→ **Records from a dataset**
----------------
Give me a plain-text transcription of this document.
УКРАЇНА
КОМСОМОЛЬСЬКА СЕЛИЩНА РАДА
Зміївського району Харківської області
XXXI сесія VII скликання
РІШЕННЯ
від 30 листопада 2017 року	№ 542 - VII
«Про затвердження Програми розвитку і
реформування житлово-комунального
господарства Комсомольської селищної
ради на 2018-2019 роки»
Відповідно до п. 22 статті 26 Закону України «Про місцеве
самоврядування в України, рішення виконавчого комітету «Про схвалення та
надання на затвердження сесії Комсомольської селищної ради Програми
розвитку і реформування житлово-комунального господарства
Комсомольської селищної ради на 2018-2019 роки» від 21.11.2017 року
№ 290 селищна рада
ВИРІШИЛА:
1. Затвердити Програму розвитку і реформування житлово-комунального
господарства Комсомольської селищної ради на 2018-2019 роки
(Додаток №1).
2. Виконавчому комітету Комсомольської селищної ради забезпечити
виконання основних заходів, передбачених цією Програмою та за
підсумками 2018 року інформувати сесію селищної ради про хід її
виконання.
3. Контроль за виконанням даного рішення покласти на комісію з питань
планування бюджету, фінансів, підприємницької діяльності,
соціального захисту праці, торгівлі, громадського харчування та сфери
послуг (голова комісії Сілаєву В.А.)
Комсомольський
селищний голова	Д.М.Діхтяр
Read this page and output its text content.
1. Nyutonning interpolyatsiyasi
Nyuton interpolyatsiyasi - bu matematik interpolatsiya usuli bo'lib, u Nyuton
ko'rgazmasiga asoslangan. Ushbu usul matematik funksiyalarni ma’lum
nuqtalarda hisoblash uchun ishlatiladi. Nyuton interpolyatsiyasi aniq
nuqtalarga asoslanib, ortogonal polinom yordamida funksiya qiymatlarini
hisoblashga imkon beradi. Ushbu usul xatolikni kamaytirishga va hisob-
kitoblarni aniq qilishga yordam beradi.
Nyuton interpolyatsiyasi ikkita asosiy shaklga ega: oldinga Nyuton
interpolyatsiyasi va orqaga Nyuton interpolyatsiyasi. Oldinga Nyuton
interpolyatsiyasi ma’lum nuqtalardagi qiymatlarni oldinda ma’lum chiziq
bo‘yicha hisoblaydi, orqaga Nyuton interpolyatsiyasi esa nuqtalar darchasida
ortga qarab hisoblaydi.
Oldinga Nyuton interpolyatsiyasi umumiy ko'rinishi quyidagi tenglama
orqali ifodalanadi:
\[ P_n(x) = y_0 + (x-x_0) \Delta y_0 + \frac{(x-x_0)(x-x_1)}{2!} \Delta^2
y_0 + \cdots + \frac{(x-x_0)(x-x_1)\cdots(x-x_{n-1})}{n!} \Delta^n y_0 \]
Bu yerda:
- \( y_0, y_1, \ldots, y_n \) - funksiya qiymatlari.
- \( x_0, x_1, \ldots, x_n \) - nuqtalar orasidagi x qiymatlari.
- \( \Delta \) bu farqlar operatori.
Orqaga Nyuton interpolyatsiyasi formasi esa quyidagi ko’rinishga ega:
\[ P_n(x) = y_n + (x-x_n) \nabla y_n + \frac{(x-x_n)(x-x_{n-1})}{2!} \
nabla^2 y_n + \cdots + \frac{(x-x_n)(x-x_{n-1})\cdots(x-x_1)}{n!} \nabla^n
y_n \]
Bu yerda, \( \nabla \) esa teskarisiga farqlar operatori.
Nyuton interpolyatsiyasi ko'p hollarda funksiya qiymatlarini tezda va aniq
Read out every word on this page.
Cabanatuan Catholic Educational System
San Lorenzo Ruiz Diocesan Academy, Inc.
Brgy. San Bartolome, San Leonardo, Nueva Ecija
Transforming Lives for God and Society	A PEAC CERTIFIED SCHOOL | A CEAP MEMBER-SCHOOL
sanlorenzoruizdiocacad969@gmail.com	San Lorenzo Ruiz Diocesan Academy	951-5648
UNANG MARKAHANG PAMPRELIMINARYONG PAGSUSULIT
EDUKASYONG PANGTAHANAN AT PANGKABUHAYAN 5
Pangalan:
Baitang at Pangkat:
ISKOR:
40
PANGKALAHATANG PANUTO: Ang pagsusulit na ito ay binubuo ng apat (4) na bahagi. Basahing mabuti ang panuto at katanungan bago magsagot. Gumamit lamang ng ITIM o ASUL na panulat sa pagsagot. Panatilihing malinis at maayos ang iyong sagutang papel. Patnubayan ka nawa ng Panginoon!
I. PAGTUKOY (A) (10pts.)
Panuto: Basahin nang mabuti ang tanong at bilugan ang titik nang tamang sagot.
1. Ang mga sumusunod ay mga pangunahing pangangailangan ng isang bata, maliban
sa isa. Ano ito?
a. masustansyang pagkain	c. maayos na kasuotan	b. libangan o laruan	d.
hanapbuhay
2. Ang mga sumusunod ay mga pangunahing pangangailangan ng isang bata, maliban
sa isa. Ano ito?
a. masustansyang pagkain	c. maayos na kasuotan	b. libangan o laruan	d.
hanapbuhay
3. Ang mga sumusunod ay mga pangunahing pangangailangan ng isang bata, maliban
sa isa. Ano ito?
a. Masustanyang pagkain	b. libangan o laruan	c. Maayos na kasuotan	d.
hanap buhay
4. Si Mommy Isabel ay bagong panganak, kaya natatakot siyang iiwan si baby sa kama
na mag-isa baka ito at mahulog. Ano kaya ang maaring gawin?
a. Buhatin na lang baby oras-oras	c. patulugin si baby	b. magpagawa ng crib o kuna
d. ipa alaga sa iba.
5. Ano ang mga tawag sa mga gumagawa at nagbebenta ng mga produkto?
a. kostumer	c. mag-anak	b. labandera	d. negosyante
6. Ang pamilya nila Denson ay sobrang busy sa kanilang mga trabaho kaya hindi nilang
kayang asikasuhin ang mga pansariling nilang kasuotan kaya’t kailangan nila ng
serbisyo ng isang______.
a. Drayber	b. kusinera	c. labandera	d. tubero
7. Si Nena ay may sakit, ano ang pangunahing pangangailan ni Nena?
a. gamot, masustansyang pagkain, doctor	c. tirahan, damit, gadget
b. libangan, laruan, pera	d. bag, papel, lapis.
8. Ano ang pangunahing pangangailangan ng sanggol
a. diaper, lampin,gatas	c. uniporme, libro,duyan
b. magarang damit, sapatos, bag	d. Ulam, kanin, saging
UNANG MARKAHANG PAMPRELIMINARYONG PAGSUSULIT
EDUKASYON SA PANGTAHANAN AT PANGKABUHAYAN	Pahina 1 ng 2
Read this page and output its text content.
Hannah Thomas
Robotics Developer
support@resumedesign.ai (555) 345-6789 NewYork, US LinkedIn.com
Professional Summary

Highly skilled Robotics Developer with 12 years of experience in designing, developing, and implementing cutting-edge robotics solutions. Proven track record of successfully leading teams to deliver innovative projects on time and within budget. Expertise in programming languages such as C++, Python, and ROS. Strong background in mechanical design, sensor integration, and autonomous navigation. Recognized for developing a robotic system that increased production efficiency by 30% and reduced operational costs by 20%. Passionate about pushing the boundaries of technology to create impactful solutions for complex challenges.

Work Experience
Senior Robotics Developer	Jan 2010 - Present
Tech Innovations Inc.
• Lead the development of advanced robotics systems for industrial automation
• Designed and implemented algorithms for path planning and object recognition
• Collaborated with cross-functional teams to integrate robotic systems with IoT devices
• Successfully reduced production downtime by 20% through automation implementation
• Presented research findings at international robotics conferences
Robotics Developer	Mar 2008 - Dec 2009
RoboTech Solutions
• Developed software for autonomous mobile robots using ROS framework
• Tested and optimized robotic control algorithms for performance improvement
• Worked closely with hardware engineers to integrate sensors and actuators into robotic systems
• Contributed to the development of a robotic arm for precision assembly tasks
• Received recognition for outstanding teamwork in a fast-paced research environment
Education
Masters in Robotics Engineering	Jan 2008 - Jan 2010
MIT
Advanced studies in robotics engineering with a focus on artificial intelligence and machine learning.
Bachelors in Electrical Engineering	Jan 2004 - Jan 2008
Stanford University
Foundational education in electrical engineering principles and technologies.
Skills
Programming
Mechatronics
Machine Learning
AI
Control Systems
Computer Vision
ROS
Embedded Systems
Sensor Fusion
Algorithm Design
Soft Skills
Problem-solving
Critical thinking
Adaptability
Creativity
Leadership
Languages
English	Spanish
----------------
→ **Problem to solve**
Pull out every line in the data above that has the word "Delta".

→ **In response**
\[ P_n(x) = y_0 + (x-x_0) \Delta y_0 + \frac{(x-x_0)(x-x_1)}{2!} \Delta^2
y_0 + \cdots + \frac{(x-x_0)(x-x_1)\cdots(x-x_{n-1})}{n!} \Delta^n y_0 \]
- \( \Delta \) bu farqlar operatori.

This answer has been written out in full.